**Brief:** Only the pictures stay out; every record is to be quoted exactly.

——

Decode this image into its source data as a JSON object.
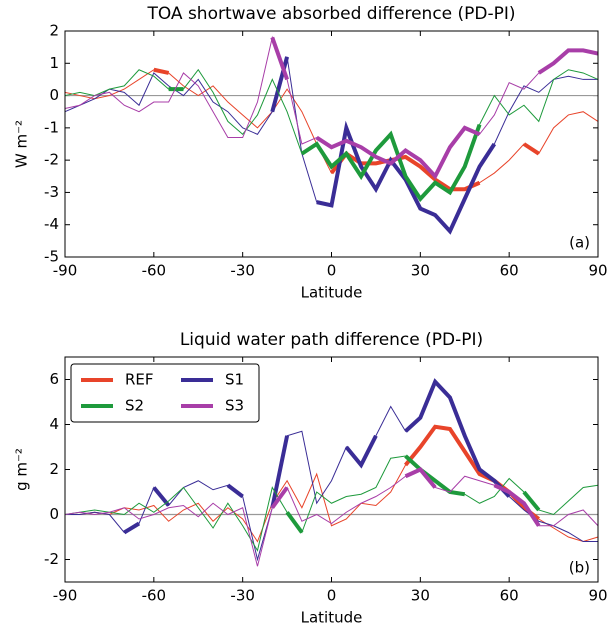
{
  "chart_data": [
    {
      "type": "line",
      "title": "TOA shortwave absorbed difference (PD-PI)",
      "xlabel": "Latitude",
      "ylabel": "W m⁻²",
      "annotation": "(a)",
      "x": [
        -90,
        -85,
        -80,
        -75,
        -70,
        -65,
        -60,
        -55,
        -50,
        -45,
        -40,
        -35,
        -30,
        -25,
        -20,
        -15,
        -10,
        -5,
        0,
        5,
        10,
        15,
        20,
        25,
        30,
        35,
        40,
        45,
        50,
        55,
        60,
        65,
        70,
        75,
        80,
        85,
        90
      ],
      "xlim": [
        -90,
        90
      ],
      "xticks": [
        -90,
        -60,
        -30,
        0,
        30,
        60,
        90
      ],
      "ylim": [
        -5,
        2
      ],
      "yticks": [
        -5,
        -4,
        -3,
        -2,
        -1,
        0,
        1,
        2
      ],
      "zero_line": true,
      "legend": false,
      "series": [
        {
          "name": "REF",
          "color": "#e8442a",
          "values": [
            0.1,
            0,
            -0.1,
            0,
            0.2,
            0.5,
            0.8,
            0.7,
            0.3,
            0,
            0.3,
            -0.2,
            -0.6,
            -1.0,
            -0.5,
            0.2,
            -0.5,
            -1.5,
            -2.4,
            -1.8,
            -2.1,
            -2.1,
            -2.0,
            -1.9,
            -2.2,
            -2.6,
            -2.9,
            -2.9,
            -2.7,
            -2.4,
            -2.0,
            -1.5,
            -1.8,
            -1.0,
            -0.6,
            -0.5,
            -0.8
          ],
          "bold": [
            [
              -60,
              -55
            ],
            [
              0,
              50
            ],
            [
              65,
              70
            ]
          ]
        },
        {
          "name": "S1",
          "color": "#3a2d96",
          "values": [
            -0.5,
            -0.3,
            -0.1,
            0.2,
            0.1,
            -0.3,
            0.7,
            0.3,
            0,
            0.5,
            -0.2,
            -0.5,
            -1.0,
            -1.2,
            -0.5,
            1.2,
            -1.8,
            -3.3,
            -3.4,
            -1.0,
            -2.2,
            -2.9,
            -2.0,
            -2.6,
            -3.5,
            -3.7,
            -4.2,
            -3.2,
            -2.2,
            -1.5,
            -0.5,
            0.3,
            0.1,
            0.5,
            0.6,
            0.5,
            0.5
          ],
          "bold": [
            [
              -20,
              -15
            ],
            [
              -5,
              55
            ]
          ]
        },
        {
          "name": "S2",
          "color": "#1e9a3c",
          "values": [
            0,
            0.1,
            0,
            0.2,
            0.3,
            0.8,
            0.6,
            0.2,
            0.2,
            0.8,
            0.1,
            -0.8,
            -1.2,
            -0.6,
            0.5,
            -0.5,
            -1.8,
            -1.5,
            -2.2,
            -1.8,
            -2.5,
            -1.7,
            -1.2,
            -2.5,
            -3.2,
            -2.7,
            -3.0,
            -2.2,
            -0.9,
            0,
            -0.6,
            -0.3,
            -0.8,
            0.5,
            0.8,
            0.7,
            0.5
          ],
          "bold": [
            [
              -55,
              -50
            ],
            [
              -10,
              50
            ]
          ]
        },
        {
          "name": "S3",
          "color": "#a83ea8",
          "values": [
            -0.4,
            -0.3,
            0,
            0.1,
            -0.3,
            -0.5,
            -0.2,
            -0.2,
            0.7,
            0.3,
            -0.5,
            -1.3,
            -1.3,
            -0.2,
            1.8,
            0.5,
            -1.5,
            -1.3,
            -1.6,
            -1.4,
            -1.6,
            -1.9,
            -2.1,
            -1.7,
            -2.0,
            -2.5,
            -1.6,
            -1.0,
            -1.2,
            -0.6,
            0.4,
            0.2,
            0.7,
            1.0,
            1.4,
            1.4,
            1.3
          ],
          "bold": [
            [
              -20,
              -15
            ],
            [
              -5,
              50
            ],
            [
              70,
              90
            ]
          ]
        }
      ]
    },
    {
      "type": "line",
      "title": "Liquid water path difference (PD-PI)",
      "xlabel": "Latitude",
      "ylabel": "g m⁻²",
      "annotation": "(b)",
      "x": [
        -90,
        -85,
        -80,
        -75,
        -70,
        -65,
        -60,
        -55,
        -50,
        -45,
        -40,
        -35,
        -30,
        -25,
        -20,
        -15,
        -10,
        -5,
        0,
        5,
        10,
        15,
        20,
        25,
        30,
        35,
        40,
        45,
        50,
        55,
        60,
        65,
        70,
        75,
        80,
        85,
        90
      ],
      "xlim": [
        -90,
        90
      ],
      "xticks": [
        -90,
        -60,
        -30,
        0,
        30,
        60,
        90
      ],
      "ylim": [
        -3,
        7
      ],
      "yticks": [
        -2,
        0,
        2,
        4,
        6
      ],
      "zero_line": true,
      "legend": "upper left",
      "series": [
        {
          "name": "REF",
          "color": "#e8442a",
          "values": [
            0,
            0,
            0.1,
            0,
            0.3,
            0.2,
            0.4,
            -0.3,
            0.2,
            0.5,
            -0.3,
            0.3,
            -0.2,
            -1.2,
            0.5,
            1.5,
            0.3,
            1.8,
            -0.5,
            -0.2,
            0.5,
            0.4,
            1.0,
            2.2,
            3.0,
            3.9,
            3.8,
            2.8,
            1.8,
            1.5,
            1.0,
            0.3,
            -0.2,
            -0.6,
            -1.0,
            -1.2,
            -1.0
          ],
          "bold": [
            [
              25,
              70
            ]
          ]
        },
        {
          "name": "S1",
          "color": "#3a2d96",
          "values": [
            0,
            0,
            0.1,
            0,
            -0.8,
            -0.4,
            1.2,
            0.4,
            1.2,
            1.5,
            1.1,
            1.3,
            0.8,
            -2.0,
            0.3,
            3.5,
            3.7,
            0.5,
            1.5,
            3.0,
            2.2,
            3.5,
            4.8,
            3.7,
            4.3,
            5.9,
            5.2,
            3.5,
            2.0,
            1.5,
            0.8,
            0.2,
            -0.3,
            -0.5,
            -0.8,
            -1.2,
            -1.2
          ],
          "bold": [
            [
              -70,
              -65
            ],
            [
              -60,
              -55
            ],
            [
              -35,
              -30
            ],
            [
              -20,
              -15
            ],
            [
              5,
              15
            ],
            [
              25,
              60
            ]
          ]
        },
        {
          "name": "S2",
          "color": "#1e9a3c",
          "values": [
            0,
            0.1,
            0.2,
            0.1,
            0,
            0.5,
            0.1,
            0.6,
            1.2,
            0.3,
            -0.6,
            0.5,
            -0.5,
            -1.6,
            1.2,
            0.1,
            -0.8,
            1.0,
            0.5,
            0.8,
            0.9,
            1.2,
            2.5,
            2.6,
            2.0,
            1.5,
            1.0,
            0.9,
            0.5,
            0.8,
            1.6,
            1.0,
            0.2,
            0,
            0.6,
            1.2,
            1.3
          ],
          "bold": [
            [
              -15,
              -10
            ],
            [
              25,
              45
            ],
            [
              65,
              70
            ]
          ]
        },
        {
          "name": "S3",
          "color": "#a83ea8",
          "values": [
            0,
            0.1,
            0,
            0.1,
            0.3,
            -0.2,
            0,
            0.3,
            0.4,
            -0.1,
            0.5,
            0,
            0.3,
            -2.3,
            0.3,
            1.2,
            -0.3,
            0,
            -0.4,
            0.1,
            0.5,
            0.8,
            1.2,
            1.7,
            2.0,
            1.2,
            1.0,
            1.7,
            1.5,
            1.3,
            1.0,
            0.5,
            -0.5,
            -0.5,
            0,
            0.2,
            -0.5
          ],
          "bold": [
            [
              -20,
              -15
            ],
            [
              25,
              35
            ],
            [
              55,
              70
            ]
          ]
        }
      ]
    }
  ]
}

——

**The output:**
Decode this image into its source data as a JSON object.
{
  "chart_data": [
    {
      "type": "line",
      "title": "TOA shortwave absorbed difference (PD-PI)",
      "xlabel": "Latitude",
      "ylabel": "W m⁻²",
      "annotation": "(a)",
      "x": [
        -90,
        -85,
        -80,
        -75,
        -70,
        -65,
        -60,
        -55,
        -50,
        -45,
        -40,
        -35,
        -30,
        -25,
        -20,
        -15,
        -10,
        -5,
        0,
        5,
        10,
        15,
        20,
        25,
        30,
        35,
        40,
        45,
        50,
        55,
        60,
        65,
        70,
        75,
        80,
        85,
        90
      ],
      "xlim": [
        -90,
        90
      ],
      "xticks": [
        -90,
        -60,
        -30,
        0,
        30,
        60,
        90
      ],
      "ylim": [
        -5,
        2
      ],
      "yticks": [
        -5,
        -4,
        -3,
        -2,
        -1,
        0,
        1,
        2
      ],
      "zero_line": true,
      "legend": false,
      "series": [
        {
          "name": "REF",
          "color": "#e8442a",
          "values": [
            0.1,
            0,
            -0.1,
            0,
            0.2,
            0.5,
            0.8,
            0.7,
            0.3,
            0,
            0.3,
            -0.2,
            -0.6,
            -1.0,
            -0.5,
            0.2,
            -0.5,
            -1.5,
            -2.4,
            -1.8,
            -2.1,
            -2.1,
            -2.0,
            -1.9,
            -2.2,
            -2.6,
            -2.9,
            -2.9,
            -2.7,
            -2.4,
            -2.0,
            -1.5,
            -1.8,
            -1.0,
            -0.6,
            -0.5,
            -0.8
          ],
          "bold": [
            [
              -60,
              -55
            ],
            [
              0,
              50
            ],
            [
              65,
              70
            ]
          ]
        },
        {
          "name": "S1",
          "color": "#3a2d96",
          "values": [
            -0.5,
            -0.3,
            -0.1,
            0.2,
            0.1,
            -0.3,
            0.7,
            0.3,
            0,
            0.5,
            -0.2,
            -0.5,
            -1.0,
            -1.2,
            -0.5,
            1.2,
            -1.8,
            -3.3,
            -3.4,
            -1.0,
            -2.2,
            -2.9,
            -2.0,
            -2.6,
            -3.5,
            -3.7,
            -4.2,
            -3.2,
            -2.2,
            -1.5,
            -0.5,
            0.3,
            0.1,
            0.5,
            0.6,
            0.5,
            0.5
          ],
          "bold": [
            [
              -20,
              -15
            ],
            [
              -5,
              55
            ]
          ]
        },
        {
          "name": "S2",
          "color": "#1e9a3c",
          "values": [
            0,
            0.1,
            0,
            0.2,
            0.3,
            0.8,
            0.6,
            0.2,
            0.2,
            0.8,
            0.1,
            -0.8,
            -1.2,
            -0.6,
            0.5,
            -0.5,
            -1.8,
            -1.5,
            -2.2,
            -1.8,
            -2.5,
            -1.7,
            -1.2,
            -2.5,
            -3.2,
            -2.7,
            -3.0,
            -2.2,
            -0.9,
            0,
            -0.6,
            -0.3,
            -0.8,
            0.5,
            0.8,
            0.7,
            0.5
          ],
          "bold": [
            [
              -55,
              -50
            ],
            [
              -10,
              50
            ]
          ]
        },
        {
          "name": "S3",
          "color": "#a83ea8",
          "values": [
            -0.4,
            -0.3,
            0,
            0.1,
            -0.3,
            -0.5,
            -0.2,
            -0.2,
            0.7,
            0.3,
            -0.5,
            -1.3,
            -1.3,
            -0.2,
            1.8,
            0.5,
            -1.5,
            -1.3,
            -1.6,
            -1.4,
            -1.6,
            -1.9,
            -2.1,
            -1.7,
            -2.0,
            -2.5,
            -1.6,
            -1.0,
            -1.2,
            -0.6,
            0.4,
            0.2,
            0.7,
            1.0,
            1.4,
            1.4,
            1.3
          ],
          "bold": [
            [
              -20,
              -15
            ],
            [
              -5,
              50
            ],
            [
              70,
              90
            ]
          ]
        }
      ]
    },
    {
      "type": "line",
      "title": "Liquid water path difference (PD-PI)",
      "xlabel": "Latitude",
      "ylabel": "g m⁻²",
      "annotation": "(b)",
      "x": [
        -90,
        -85,
        -80,
        -75,
        -70,
        -65,
        -60,
        -55,
        -50,
        -45,
        -40,
        -35,
        -30,
        -25,
        -20,
        -15,
        -10,
        -5,
        0,
        5,
        10,
        15,
        20,
        25,
        30,
        35,
        40,
        45,
        50,
        55,
        60,
        65,
        70,
        75,
        80,
        85,
        90
      ],
      "xlim": [
        -90,
        90
      ],
      "xticks": [
        -90,
        -60,
        -30,
        0,
        30,
        60,
        90
      ],
      "ylim": [
        -3,
        7
      ],
      "yticks": [
        -2,
        0,
        2,
        4,
        6
      ],
      "zero_line": true,
      "legend": "upper left",
      "series": [
        {
          "name": "REF",
          "color": "#e8442a",
          "values": [
            0,
            0,
            0.1,
            0,
            0.3,
            0.2,
            0.4,
            -0.3,
            0.2,
            0.5,
            -0.3,
            0.3,
            -0.2,
            -1.2,
            0.5,
            1.5,
            0.3,
            1.8,
            -0.5,
            -0.2,
            0.5,
            0.4,
            1.0,
            2.2,
            3.0,
            3.9,
            3.8,
            2.8,
            1.8,
            1.5,
            1.0,
            0.3,
            -0.2,
            -0.6,
            -1.0,
            -1.2,
            -1.0
          ],
          "bold": [
            [
              25,
              70
            ]
          ]
        },
        {
          "name": "S1",
          "color": "#3a2d96",
          "values": [
            0,
            0,
            0.1,
            0,
            -0.8,
            -0.4,
            1.2,
            0.4,
            1.2,
            1.5,
            1.1,
            1.3,
            0.8,
            -2.0,
            0.3,
            3.5,
            3.7,
            0.5,
            1.5,
            3.0,
            2.2,
            3.5,
            4.8,
            3.7,
            4.3,
            5.9,
            5.2,
            3.5,
            2.0,
            1.5,
            0.8,
            0.2,
            -0.3,
            -0.5,
            -0.8,
            -1.2,
            -1.2
          ],
          "bold": [
            [
              -70,
              -65
            ],
            [
              -60,
              -55
            ],
            [
              -35,
              -30
            ],
            [
              -20,
              -15
            ],
            [
              5,
              15
            ],
            [
              25,
              60
            ]
          ]
        },
        {
          "name": "S2",
          "color": "#1e9a3c",
          "values": [
            0,
            0.1,
            0.2,
            0.1,
            0,
            0.5,
            0.1,
            0.6,
            1.2,
            0.3,
            -0.6,
            0.5,
            -0.5,
            -1.6,
            1.2,
            0.1,
            -0.8,
            1.0,
            0.5,
            0.8,
            0.9,
            1.2,
            2.5,
            2.6,
            2.0,
            1.5,
            1.0,
            0.9,
            0.5,
            0.8,
            1.6,
            1.0,
            0.2,
            0,
            0.6,
            1.2,
            1.3
          ],
          "bold": [
            [
              -15,
              -10
            ],
            [
              25,
              45
            ],
            [
              65,
              70
            ]
          ]
        },
        {
          "name": "S3",
          "color": "#a83ea8",
          "values": [
            0,
            0.1,
            0,
            0.1,
            0.3,
            -0.2,
            0,
            0.3,
            0.4,
            -0.1,
            0.5,
            0,
            0.3,
            -2.3,
            0.3,
            1.2,
            -0.3,
            0,
            -0.4,
            0.1,
            0.5,
            0.8,
            1.2,
            1.7,
            2.0,
            1.2,
            1.0,
            1.7,
            1.5,
            1.3,
            1.0,
            0.5,
            -0.5,
            -0.5,
            0,
            0.2,
            -0.5
          ],
          "bold": [
            [
              -20,
              -15
            ],
            [
              25,
              35
            ],
            [
              55,
              70
            ]
          ]
        }
      ]
    }
  ]
}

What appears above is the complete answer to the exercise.